(Figure collection entries)
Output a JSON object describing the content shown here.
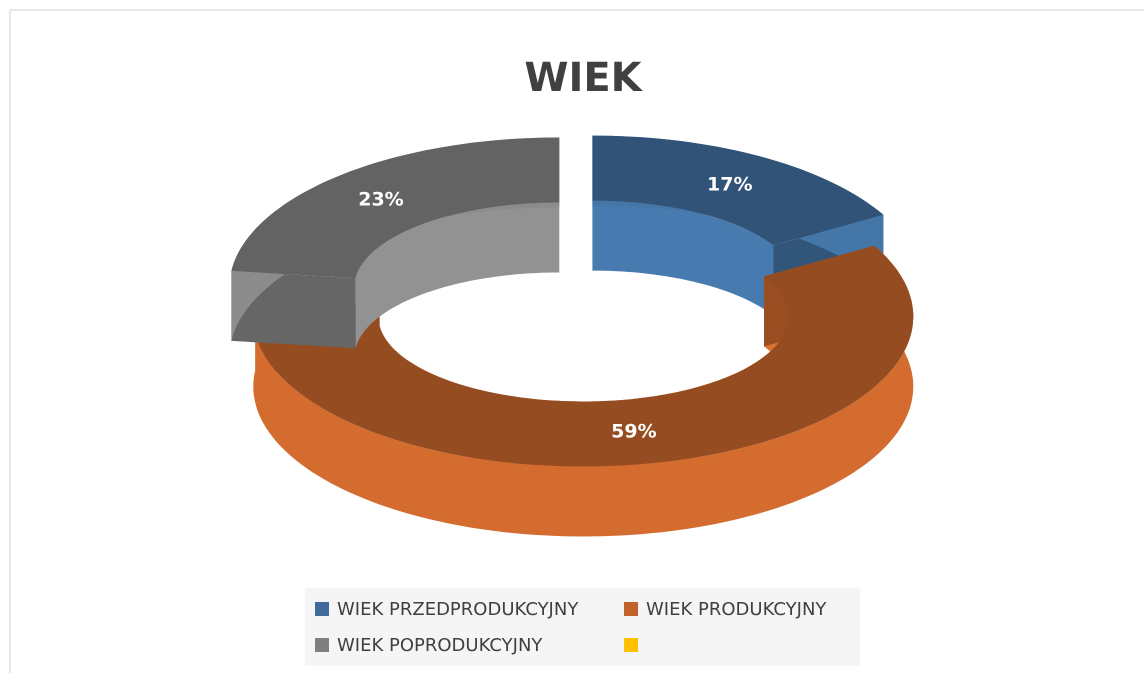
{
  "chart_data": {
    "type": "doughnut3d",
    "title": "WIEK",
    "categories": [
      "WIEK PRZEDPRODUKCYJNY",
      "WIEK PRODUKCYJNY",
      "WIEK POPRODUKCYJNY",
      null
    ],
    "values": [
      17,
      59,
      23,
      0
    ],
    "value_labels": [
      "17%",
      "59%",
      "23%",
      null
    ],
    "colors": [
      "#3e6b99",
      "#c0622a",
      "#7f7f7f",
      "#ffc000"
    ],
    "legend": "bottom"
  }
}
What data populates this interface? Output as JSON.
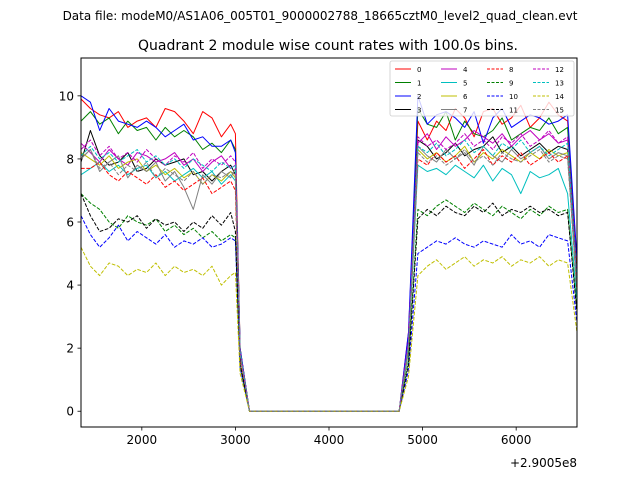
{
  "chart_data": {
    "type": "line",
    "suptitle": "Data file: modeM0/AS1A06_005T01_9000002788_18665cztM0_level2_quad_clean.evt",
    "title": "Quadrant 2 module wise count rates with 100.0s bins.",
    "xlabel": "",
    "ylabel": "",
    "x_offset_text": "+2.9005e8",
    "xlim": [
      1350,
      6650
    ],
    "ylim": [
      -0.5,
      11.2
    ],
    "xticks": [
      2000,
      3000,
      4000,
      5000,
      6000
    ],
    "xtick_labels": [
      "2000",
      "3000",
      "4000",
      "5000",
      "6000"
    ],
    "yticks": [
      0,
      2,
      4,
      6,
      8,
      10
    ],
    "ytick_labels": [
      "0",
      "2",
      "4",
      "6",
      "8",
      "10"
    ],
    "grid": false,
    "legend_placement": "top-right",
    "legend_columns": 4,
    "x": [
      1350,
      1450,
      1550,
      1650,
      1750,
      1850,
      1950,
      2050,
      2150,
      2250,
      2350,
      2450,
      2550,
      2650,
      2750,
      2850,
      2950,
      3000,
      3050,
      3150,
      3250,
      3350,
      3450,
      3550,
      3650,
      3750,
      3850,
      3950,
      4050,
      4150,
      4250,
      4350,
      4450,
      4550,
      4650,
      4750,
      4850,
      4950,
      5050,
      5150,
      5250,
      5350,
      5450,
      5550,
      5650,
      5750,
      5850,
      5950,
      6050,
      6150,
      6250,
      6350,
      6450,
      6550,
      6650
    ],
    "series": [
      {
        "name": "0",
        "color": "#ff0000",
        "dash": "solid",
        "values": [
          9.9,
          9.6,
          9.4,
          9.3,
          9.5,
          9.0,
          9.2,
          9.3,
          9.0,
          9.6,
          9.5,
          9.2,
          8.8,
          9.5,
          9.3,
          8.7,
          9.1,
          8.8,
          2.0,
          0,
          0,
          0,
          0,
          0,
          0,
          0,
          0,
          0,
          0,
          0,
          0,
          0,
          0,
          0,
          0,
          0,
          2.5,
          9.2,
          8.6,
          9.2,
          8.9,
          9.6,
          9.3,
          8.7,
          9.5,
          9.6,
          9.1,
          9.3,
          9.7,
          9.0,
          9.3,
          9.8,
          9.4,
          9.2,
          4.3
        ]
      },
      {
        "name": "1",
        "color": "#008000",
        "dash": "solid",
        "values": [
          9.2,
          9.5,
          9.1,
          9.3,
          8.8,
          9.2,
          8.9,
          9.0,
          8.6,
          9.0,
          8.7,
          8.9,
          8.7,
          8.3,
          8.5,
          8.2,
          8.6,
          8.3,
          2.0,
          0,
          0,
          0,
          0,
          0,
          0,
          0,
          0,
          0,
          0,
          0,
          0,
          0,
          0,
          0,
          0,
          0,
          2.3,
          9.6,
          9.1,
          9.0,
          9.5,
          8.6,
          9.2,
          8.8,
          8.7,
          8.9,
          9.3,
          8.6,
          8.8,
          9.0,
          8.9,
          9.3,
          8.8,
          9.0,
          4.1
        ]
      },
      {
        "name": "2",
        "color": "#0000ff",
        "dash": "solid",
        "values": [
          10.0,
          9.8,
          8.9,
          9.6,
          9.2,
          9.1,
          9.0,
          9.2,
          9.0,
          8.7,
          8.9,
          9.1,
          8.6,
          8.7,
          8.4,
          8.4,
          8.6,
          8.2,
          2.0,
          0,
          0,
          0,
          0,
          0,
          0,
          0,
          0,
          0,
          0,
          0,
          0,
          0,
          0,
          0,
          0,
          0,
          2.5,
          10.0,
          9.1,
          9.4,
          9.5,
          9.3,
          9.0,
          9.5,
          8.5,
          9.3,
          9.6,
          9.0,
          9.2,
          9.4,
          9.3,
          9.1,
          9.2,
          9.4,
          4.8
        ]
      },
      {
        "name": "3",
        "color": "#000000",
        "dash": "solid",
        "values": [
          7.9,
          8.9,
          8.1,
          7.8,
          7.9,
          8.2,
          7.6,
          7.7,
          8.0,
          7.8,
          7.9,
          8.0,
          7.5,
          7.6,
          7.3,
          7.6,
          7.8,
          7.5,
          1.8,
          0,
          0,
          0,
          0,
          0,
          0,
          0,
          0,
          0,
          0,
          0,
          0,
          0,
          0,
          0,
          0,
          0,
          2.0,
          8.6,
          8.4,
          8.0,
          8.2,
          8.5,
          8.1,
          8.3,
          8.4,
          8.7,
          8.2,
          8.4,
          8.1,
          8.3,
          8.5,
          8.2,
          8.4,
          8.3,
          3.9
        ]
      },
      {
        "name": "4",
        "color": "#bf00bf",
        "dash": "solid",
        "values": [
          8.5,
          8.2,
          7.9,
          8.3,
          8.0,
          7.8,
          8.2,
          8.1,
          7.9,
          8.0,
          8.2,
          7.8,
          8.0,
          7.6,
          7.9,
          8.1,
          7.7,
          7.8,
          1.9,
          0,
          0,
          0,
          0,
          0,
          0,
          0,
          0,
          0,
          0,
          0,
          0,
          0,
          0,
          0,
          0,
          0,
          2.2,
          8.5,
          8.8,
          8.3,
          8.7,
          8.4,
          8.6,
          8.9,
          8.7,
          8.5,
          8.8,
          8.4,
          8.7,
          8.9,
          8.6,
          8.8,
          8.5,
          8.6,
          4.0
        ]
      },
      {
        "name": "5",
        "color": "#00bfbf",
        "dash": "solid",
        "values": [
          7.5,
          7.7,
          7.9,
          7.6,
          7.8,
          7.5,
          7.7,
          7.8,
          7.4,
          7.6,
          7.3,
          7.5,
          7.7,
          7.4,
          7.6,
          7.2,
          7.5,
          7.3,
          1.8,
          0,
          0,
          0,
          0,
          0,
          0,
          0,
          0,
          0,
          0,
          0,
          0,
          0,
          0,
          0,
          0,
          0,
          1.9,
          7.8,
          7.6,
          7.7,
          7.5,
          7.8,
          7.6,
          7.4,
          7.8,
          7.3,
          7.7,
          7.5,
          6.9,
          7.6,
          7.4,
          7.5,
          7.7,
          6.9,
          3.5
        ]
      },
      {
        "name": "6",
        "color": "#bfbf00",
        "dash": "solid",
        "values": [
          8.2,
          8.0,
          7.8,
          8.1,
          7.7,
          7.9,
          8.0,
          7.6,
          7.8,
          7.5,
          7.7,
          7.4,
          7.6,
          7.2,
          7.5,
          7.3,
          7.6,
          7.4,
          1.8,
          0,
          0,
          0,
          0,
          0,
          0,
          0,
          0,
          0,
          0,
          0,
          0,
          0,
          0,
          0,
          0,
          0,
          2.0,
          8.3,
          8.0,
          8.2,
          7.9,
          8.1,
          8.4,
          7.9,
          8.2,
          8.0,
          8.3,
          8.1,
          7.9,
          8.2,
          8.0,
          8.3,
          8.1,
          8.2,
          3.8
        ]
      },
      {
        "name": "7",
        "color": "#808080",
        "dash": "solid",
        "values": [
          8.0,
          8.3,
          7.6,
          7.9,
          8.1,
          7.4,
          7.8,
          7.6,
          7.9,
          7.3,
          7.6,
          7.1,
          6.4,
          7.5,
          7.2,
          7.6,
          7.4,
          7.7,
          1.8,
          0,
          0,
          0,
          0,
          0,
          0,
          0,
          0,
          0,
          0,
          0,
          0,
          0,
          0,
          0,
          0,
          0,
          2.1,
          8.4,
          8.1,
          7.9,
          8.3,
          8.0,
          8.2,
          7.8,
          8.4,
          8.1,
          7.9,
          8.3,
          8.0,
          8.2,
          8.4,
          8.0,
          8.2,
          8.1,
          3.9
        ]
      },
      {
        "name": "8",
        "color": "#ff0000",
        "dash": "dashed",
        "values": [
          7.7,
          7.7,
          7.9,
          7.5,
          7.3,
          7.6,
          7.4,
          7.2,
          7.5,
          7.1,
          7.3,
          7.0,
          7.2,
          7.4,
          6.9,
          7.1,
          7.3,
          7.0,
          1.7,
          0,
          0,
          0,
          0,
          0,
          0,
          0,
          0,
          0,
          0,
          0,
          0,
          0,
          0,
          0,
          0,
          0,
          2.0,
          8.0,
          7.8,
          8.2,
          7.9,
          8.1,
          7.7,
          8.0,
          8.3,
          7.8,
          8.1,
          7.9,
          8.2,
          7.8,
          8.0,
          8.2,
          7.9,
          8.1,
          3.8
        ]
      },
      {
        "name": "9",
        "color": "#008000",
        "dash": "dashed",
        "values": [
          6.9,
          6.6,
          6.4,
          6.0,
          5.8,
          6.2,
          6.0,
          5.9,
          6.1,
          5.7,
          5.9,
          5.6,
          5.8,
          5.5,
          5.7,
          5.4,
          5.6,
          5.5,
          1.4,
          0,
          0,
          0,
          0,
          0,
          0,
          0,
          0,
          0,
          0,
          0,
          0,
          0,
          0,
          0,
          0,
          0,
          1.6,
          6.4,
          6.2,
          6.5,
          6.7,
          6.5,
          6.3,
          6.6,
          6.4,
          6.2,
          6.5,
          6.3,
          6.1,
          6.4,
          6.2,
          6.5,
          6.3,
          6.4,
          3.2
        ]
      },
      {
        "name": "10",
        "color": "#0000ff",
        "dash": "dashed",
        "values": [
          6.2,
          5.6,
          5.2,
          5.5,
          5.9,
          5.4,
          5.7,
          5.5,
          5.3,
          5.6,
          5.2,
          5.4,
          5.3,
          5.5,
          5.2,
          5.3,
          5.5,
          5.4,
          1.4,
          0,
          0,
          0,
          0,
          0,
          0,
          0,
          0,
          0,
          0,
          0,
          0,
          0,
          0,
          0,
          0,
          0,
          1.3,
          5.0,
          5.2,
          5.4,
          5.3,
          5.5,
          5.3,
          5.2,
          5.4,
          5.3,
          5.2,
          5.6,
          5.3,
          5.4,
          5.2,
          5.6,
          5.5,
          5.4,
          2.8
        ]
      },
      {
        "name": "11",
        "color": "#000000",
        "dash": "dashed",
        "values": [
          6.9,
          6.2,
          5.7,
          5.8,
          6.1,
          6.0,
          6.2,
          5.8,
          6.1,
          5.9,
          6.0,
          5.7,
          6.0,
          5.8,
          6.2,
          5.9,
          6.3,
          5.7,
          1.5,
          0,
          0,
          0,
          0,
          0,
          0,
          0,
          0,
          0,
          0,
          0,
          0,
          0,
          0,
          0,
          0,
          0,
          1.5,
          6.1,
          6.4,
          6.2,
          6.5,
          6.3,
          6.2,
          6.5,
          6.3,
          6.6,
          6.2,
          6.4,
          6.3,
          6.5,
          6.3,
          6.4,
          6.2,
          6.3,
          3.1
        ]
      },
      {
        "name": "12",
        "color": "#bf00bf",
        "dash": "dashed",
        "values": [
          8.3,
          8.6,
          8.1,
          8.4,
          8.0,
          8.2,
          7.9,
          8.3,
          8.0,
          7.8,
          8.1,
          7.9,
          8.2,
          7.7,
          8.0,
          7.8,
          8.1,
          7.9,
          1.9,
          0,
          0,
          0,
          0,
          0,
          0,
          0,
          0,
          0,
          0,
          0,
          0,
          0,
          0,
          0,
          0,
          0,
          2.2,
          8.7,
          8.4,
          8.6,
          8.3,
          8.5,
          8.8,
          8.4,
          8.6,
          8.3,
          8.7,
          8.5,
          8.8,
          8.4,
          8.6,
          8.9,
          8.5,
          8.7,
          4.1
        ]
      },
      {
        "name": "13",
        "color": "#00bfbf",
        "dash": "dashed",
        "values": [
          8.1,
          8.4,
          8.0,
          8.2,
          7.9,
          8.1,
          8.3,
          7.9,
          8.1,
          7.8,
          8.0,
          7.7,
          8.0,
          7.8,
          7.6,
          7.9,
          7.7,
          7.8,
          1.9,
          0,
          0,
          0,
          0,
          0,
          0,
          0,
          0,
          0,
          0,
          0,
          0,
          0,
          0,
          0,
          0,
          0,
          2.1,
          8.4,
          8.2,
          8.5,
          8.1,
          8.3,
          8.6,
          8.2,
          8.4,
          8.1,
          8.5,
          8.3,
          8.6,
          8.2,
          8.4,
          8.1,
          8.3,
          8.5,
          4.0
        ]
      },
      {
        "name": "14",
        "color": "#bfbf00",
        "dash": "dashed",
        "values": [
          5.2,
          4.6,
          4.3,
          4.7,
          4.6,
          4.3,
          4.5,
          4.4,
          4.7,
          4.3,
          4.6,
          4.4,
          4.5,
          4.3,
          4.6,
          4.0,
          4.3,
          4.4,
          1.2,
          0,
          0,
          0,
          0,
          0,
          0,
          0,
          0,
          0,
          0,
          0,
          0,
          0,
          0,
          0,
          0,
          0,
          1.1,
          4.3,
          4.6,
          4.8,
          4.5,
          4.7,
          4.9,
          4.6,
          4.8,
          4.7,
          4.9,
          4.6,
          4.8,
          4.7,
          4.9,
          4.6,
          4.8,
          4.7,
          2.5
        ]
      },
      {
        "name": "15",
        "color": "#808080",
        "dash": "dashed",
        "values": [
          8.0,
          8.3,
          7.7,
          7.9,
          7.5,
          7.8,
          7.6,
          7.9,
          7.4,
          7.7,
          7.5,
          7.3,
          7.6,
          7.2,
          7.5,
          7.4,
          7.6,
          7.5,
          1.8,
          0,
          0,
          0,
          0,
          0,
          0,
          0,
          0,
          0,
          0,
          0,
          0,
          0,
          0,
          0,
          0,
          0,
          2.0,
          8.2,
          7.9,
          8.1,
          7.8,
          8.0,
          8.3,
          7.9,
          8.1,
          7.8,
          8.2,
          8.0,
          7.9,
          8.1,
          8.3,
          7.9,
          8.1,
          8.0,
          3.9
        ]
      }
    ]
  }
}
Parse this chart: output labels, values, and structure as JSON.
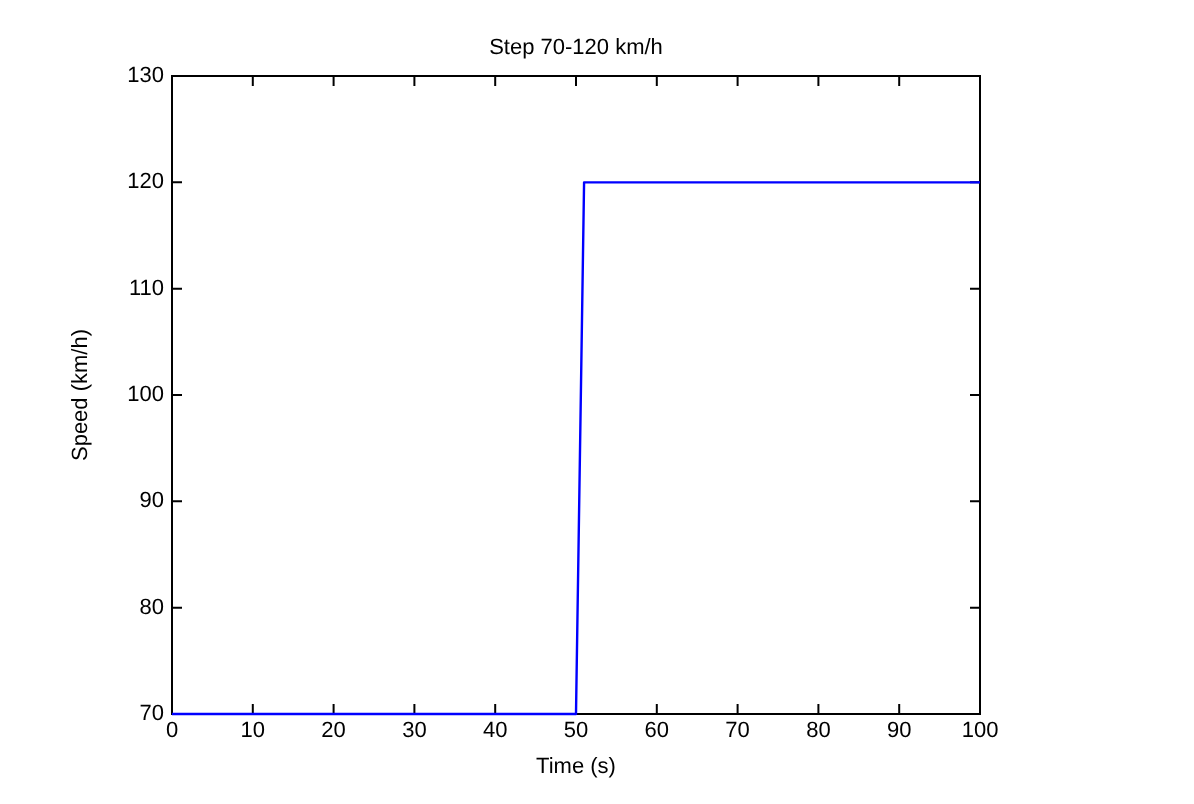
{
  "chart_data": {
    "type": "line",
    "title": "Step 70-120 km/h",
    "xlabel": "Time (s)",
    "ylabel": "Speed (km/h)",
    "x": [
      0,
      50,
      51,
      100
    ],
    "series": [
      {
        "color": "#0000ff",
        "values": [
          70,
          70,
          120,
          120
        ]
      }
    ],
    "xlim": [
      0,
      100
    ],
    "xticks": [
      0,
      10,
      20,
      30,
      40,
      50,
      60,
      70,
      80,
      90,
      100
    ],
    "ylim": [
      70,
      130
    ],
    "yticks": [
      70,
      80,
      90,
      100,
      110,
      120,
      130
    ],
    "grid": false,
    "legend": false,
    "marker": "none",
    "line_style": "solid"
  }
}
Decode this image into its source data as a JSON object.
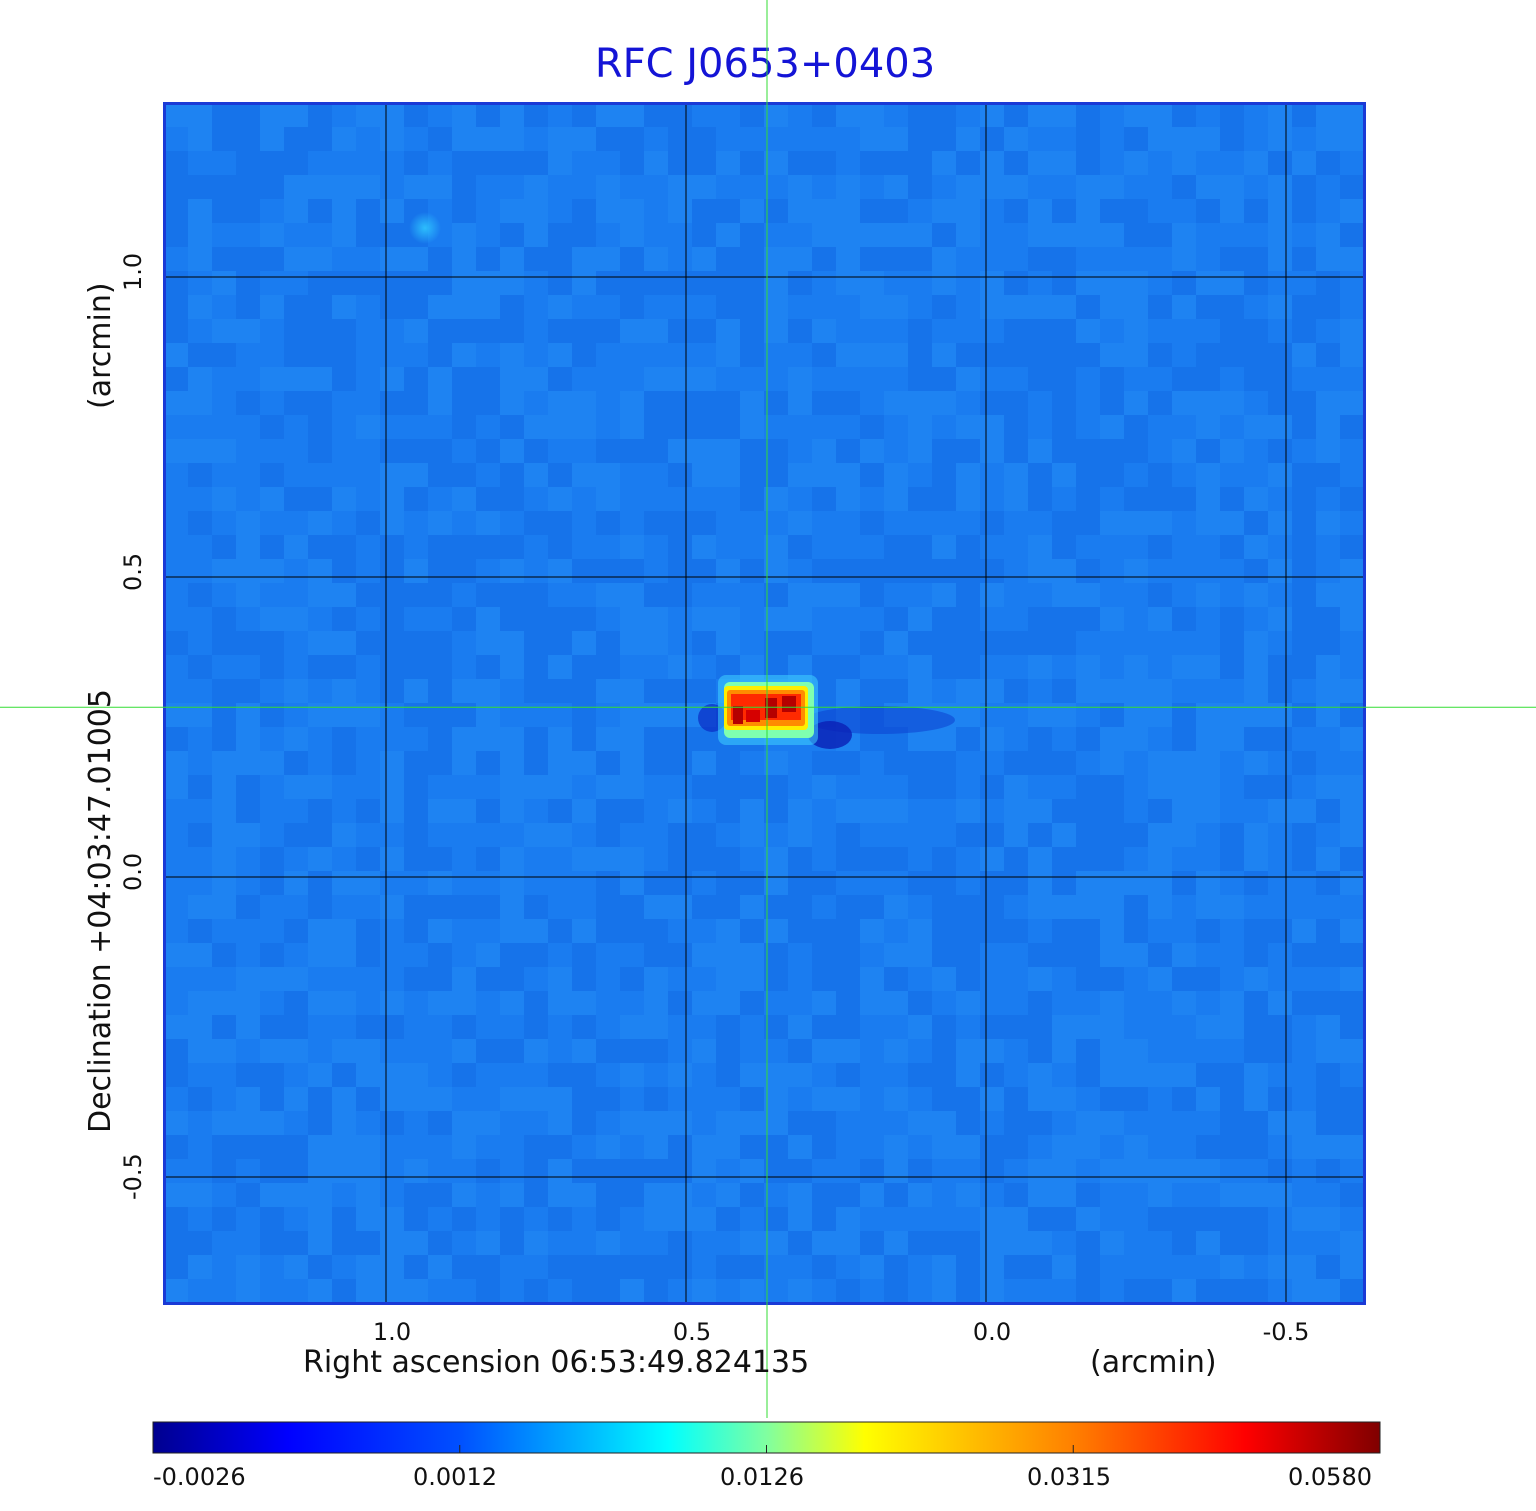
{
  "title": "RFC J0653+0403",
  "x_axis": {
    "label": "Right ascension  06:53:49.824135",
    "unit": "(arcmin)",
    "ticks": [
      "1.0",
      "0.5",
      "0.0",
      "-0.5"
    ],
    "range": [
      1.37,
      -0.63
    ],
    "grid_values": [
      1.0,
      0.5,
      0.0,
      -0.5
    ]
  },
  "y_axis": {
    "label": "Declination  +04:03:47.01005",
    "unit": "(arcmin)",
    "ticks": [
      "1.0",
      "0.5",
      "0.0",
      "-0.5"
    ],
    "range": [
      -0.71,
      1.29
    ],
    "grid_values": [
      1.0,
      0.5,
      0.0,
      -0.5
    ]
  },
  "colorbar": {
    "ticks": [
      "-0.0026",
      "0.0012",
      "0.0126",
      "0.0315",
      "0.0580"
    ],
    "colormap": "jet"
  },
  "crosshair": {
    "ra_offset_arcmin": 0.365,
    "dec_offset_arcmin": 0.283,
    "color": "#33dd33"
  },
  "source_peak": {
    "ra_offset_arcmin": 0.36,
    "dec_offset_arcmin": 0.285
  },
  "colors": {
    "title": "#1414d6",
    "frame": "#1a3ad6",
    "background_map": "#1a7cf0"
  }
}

Work to be completed:
From the data above, copy each line that has the string "WIEK".

Task result:
    "title": "WIEK",
      "WIEK PRZEDPRODUKCYJNY",
      "WIEK PRODUKCYJNY",
      "WIEK POPRODUKCYJNY",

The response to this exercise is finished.